## [WHAT IS BEING ASKED]
In the page text about Melbourne Cup day and the US election, condense the paragraph that opens "In Saigon, very little attention" into a short bulleted list of its main facts.
— BEGIN PAGE TEXT —
Big day today.
Millions of Australians will end it comatose, as the annual Melbourne Cup tradition of drinking-your-entire-body-weight-in-beer-before-lunch will ensure that particular country’s collective outputs for 24 hours will be, at best, sub-optimal.
As the table-top dancing down under comes to a close, the United States of America will awake to Election Day, with polls still saying the result is “too close to call” – hopefully this is a canny angle to ensure media sales rather than pointing to the prospect of the world’s most powerful nation being led by Mitt “The Binder” Romney.
In Saigon, very little attention is being given to either of these events by the locals today. Many international media outlets have tried to express what the US Election outcome will mean to the rest of the world. For the lady who sold me a coffee on the street outside our office just now, it is implausible to find a connection between her daily grind with that of the politics playing out on the other side of the world.
But this gap is shrinking. It will continue to take further generational change for some of the positive aspects of global citizenship to really shift the status quo. But it will happen. And the role of the private sector in accelerating this is finally being recognised. Business as usual is changing.
— END PAGE TEXT —
— BEGIN DATA EXTRACT —
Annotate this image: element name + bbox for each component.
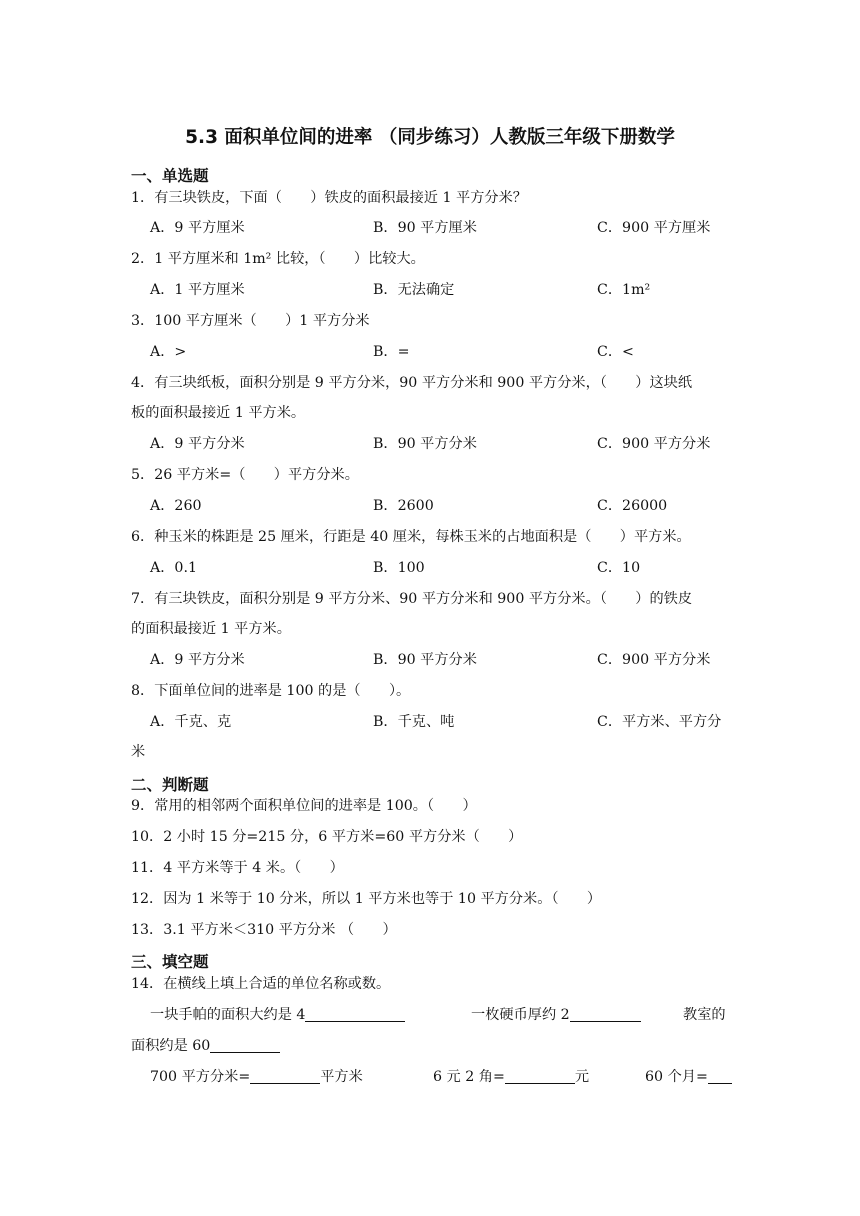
— END DATA EXTRACT —
## [RESPONSE]
- Saigon locals are paying little attention to the Melbourne Cup or the US election today.
- Many international media outlets have tried to explain what the US election outcome will mean for the rest of the world.
- A lady selling coffee on the street outside the writer's office finds no plausible connection between her daily grind and the politics on the other side of the world.